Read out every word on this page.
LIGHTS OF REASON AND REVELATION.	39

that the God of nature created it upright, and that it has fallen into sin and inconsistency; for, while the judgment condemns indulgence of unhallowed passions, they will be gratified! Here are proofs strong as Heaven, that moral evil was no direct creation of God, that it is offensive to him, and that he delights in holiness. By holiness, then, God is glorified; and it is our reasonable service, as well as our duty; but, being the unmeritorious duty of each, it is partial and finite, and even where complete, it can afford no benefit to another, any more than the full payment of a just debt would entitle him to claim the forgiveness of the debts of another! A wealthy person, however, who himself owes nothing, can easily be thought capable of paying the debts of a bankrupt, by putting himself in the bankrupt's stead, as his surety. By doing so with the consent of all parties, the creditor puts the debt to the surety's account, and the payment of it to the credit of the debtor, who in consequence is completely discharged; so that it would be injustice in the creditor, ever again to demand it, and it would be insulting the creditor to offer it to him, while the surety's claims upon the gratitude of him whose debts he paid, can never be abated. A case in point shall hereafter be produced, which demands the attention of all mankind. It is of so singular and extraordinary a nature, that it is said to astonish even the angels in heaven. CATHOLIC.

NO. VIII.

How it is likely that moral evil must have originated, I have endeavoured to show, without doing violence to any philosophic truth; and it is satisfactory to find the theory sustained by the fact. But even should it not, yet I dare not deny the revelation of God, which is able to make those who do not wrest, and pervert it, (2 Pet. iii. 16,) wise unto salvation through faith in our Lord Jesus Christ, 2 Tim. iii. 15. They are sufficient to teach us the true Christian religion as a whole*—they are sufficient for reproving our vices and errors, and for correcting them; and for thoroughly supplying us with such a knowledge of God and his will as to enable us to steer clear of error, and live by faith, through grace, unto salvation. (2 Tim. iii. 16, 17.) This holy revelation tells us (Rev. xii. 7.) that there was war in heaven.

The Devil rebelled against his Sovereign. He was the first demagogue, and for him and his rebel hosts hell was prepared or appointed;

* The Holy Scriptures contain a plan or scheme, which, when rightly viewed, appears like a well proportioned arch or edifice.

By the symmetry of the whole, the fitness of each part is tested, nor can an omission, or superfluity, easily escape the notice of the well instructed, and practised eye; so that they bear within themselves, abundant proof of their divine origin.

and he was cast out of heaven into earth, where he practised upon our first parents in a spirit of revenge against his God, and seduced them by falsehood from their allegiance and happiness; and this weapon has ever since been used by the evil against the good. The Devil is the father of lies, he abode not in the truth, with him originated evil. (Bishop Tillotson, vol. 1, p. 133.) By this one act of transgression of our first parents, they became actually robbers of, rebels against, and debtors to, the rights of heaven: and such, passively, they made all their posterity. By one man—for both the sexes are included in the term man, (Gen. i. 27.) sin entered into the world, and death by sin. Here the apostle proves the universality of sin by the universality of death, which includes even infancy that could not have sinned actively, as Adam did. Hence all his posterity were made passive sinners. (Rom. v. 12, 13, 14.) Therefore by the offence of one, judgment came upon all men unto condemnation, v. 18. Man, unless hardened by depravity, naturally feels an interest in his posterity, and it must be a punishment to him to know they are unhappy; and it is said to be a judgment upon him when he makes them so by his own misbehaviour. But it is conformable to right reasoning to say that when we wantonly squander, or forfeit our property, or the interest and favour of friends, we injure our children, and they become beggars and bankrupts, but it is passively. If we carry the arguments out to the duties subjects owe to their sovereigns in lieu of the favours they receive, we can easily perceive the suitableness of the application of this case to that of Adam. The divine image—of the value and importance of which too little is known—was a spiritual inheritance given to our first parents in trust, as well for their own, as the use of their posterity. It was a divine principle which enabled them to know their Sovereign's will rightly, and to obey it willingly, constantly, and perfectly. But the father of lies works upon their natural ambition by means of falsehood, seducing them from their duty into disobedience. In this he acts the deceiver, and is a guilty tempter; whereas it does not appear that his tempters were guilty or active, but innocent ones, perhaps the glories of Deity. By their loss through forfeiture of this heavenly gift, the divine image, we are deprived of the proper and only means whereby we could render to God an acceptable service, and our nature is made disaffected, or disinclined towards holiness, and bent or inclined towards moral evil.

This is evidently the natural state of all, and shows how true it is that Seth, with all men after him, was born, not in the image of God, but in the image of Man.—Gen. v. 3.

## YOUR INSTRUCTIONS
Retype all of the material, keeping each line exact.

## CORRECT ANSWER
Read out every word on this page.
LIGHTS OF REASON AND REVELATION.	39

that the God of nature created it upright, and that it has fallen into sin and inconsistency; for, while the judgment condemns indulgence of unhallowed passions, they will be gratified! Here are proofs strong as Heaven, that moral evil was no direct creation of God, that it is offensive to him, and that he delights in holiness. By holiness, then, God is glorified; and it is our reasonable service, as well as our duty; but, being the unmeritorious duty of each, it is partial and finite, and even where complete, it can afford no benefit to another, any more than the full payment of a just debt would entitle him to claim the forgiveness of the debts of another! A wealthy person, however, who himself owes nothing, can easily be thought capable of paying the debts of a bankrupt, by putting himself in the bankrupt's stead, as his surety. By doing so with the consent of all parties, the creditor puts the debt to the surety's account, and the payment of it to the credit of the debtor, who in consequence is completely discharged; so that it would be injustice in the creditor, ever again to demand it, and it would be insulting the creditor to offer it to him, while the surety's claims upon the gratitude of him whose debts he paid, can never be abated. A case in point shall hereafter be produced, which demands the attention of all mankind. It is of so singular and extraordinary a nature, that it is said to astonish even the angels in heaven. CATHOLIC.

NO. VIII.

How it is likely that moral evil must have originated, I have endeavoured to show, without doing violence to any philosophic truth; and it is satisfactory to find the theory sustained by the fact. But even should it not, yet I dare not deny the revelation of God, which is able to make those who do not wrest, and pervert it, (2 Pet. iii. 16,) wise unto salvation through faith in our Lord Jesus Christ, 2 Tim. iii. 15. They are sufficient to teach us the true Christian religion as a whole*—they are sufficient for reproving our vices and errors, and for correcting them; and for thoroughly supplying us with such a knowledge of God and his will as to enable us to steer clear of error, and live by faith, through grace, unto salvation. (2 Tim. iii. 16, 17.) This holy revelation tells us (Rev. xii. 7.) that there was war in heaven.

The Devil rebelled against his Sovereign. He was the first demagogue, and for him and his rebel hosts hell was prepared or appointed;

* The Holy Scriptures contain a plan or scheme, which, when rightly viewed, appears like a well proportioned arch or edifice.

By the symmetry of the whole, the fitness of each part is tested, nor can an omission, or superfluity, easily escape the notice of the well instructed, and practised eye; so that they bear within themselves, abundant proof of their divine origin.

and he was cast out of heaven into earth, where he practised upon our first parents in a spirit of revenge against his God, and seduced them by falsehood from their allegiance and happiness; and this weapon has ever since been used by the evil against the good. The Devil is the father of lies, he abode not in the truth, with him originated evil. (Bishop Tillotson, vol. 1, p. 133.) By this one act of transgression of our first parents, they became actually robbers of, rebels against, and debtors to, the rights of heaven: and such, passively, they made all their posterity. By one man—for both the sexes are included in the term man, (Gen. i. 27.) sin entered into the world, and death by sin. Here the apostle proves the universality of sin by the universality of death, which includes even infancy that could not have sinned actively, as Adam did. Hence all his posterity were made passive sinners. (Rom. v. 12, 13, 14.) Therefore by the offence of one, judgment came upon all men unto condemnation, v. 18. Man, unless hardened by depravity, naturally feels an interest in his posterity, and it must be a punishment to him to know they are unhappy; and it is said to be a judgment upon him when he makes them so by his own misbehaviour. But it is conformable to right reasoning to say that when we wantonly squander, or forfeit our property, or the interest and favour of friends, we injure our children, and they become beggars and bankrupts, but it is passively. If we carry the arguments out to the duties subjects owe to their sovereigns in lieu of the favours they receive, we can easily perceive the suitableness of the application of this case to that of Adam. The divine image—of the value and importance of which too little is known—was a spiritual inheritance given to our first parents in trust, as well for their own, as the use of their posterity. It was a divine principle which enabled them to know their Sovereign's will rightly, and to obey it willingly, constantly, and perfectly. But the father of lies works upon their natural ambition by means of falsehood, seducing them from their duty into disobedience. In this he acts the deceiver, and is a guilty tempter; whereas it does not appear that his tempters were guilty or active, but innocent ones, perhaps the glories of Deity. By their loss through forfeiture of this heavenly gift, the divine image, we are deprived of the proper and only means whereby we could render to God an acceptable service, and our nature is made disaffected, or disinclined towards holiness, and bent or inclined towards moral evil.

This is evidently the natural state of all, and shows how true it is that Seth, with all men after him, was born, not in the image of God, but in the image of Man.—Gen. v. 3.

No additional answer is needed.